• Problem details
Copy out the complete listing, word for word.

• Data rows
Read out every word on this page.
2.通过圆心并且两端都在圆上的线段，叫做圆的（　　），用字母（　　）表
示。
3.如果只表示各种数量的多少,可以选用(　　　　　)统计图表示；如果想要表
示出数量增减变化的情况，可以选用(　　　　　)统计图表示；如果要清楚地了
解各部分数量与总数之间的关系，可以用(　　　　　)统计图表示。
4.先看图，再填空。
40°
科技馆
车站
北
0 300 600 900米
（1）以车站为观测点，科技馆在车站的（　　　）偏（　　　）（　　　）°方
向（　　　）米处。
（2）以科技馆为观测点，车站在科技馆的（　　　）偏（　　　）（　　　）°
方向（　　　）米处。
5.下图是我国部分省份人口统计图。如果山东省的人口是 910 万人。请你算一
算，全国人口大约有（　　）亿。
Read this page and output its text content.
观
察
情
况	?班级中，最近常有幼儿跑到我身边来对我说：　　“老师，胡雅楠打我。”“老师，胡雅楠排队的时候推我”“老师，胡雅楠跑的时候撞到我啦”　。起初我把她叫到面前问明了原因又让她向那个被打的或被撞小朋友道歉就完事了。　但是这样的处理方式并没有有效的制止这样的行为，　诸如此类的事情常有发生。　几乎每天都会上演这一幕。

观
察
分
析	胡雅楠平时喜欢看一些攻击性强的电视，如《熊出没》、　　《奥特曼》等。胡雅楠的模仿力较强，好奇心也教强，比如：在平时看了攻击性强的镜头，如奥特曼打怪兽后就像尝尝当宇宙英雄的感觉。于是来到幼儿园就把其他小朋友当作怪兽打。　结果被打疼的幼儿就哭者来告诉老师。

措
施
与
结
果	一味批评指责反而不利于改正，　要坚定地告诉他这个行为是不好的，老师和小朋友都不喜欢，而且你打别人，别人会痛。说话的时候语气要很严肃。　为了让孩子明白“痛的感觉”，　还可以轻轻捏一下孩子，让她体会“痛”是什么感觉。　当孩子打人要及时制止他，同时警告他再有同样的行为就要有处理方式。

• Task output
Read out every word on this page.
2.通过圆心并且两端都在圆上的线段，叫做圆的（　　），用字母（　　）表
示。
3.如果只表示各种数量的多少,可以选用(　　　　　)统计图表示；如果想要表
示出数量增减变化的情况，可以选用(　　　　　)统计图表示；如果要清楚地了
解各部分数量与总数之间的关系，可以用(　　　　　)统计图表示。
4.先看图，再填空。
40°
科技馆
车站
北
0 300 600 900米
（1）以车站为观测点，科技馆在车站的（　　　）偏（　　　）（　　　）°方
向（　　　）米处。
（2）以科技馆为观测点，车站在科技馆的（　　　）偏（　　　）（　　　）°
方向（　　　）米处。
5.下图是我国部分省份人口统计图。如果山东省的人口是 910 万人。请你算一
算，全国人口大约有（　　）亿。
Read this page and output its text content.
观
察
情
况	?班级中，最近常有幼儿跑到我身边来对我说：　　“老师，胡雅楠打我。”“老师，胡雅楠排队的时候推我”“老师，胡雅楠跑的时候撞到我啦”　。起初我把她叫到面前问明了原因又让她向那个被打的或被撞小朋友道歉就完事了。　但是这样的处理方式并没有有效的制止这样的行为，　诸如此类的事情常有发生。　几乎每天都会上演这一幕。

观
察
分
析	胡雅楠平时喜欢看一些攻击性强的电视，如《熊出没》、　　《奥特曼》等。胡雅楠的模仿力较强，好奇心也教强，比如：在平时看了攻击性强的镜头，如奥特曼打怪兽后就像尝尝当宇宙英雄的感觉。于是来到幼儿园就把其他小朋友当作怪兽打。　结果被打疼的幼儿就哭者来告诉老师。

措
施
与
结
果	一味批评指责反而不利于改正，　要坚定地告诉他这个行为是不好的，老师和小朋友都不喜欢，而且你打别人，别人会痛。说话的时候语气要很严肃。　为了让孩子明白“痛的感觉”，　还可以轻轻捏一下孩子，让她体会“痛”是什么感觉。　当孩子打人要及时制止他，同时警告他再有同样的行为就要有处理方式。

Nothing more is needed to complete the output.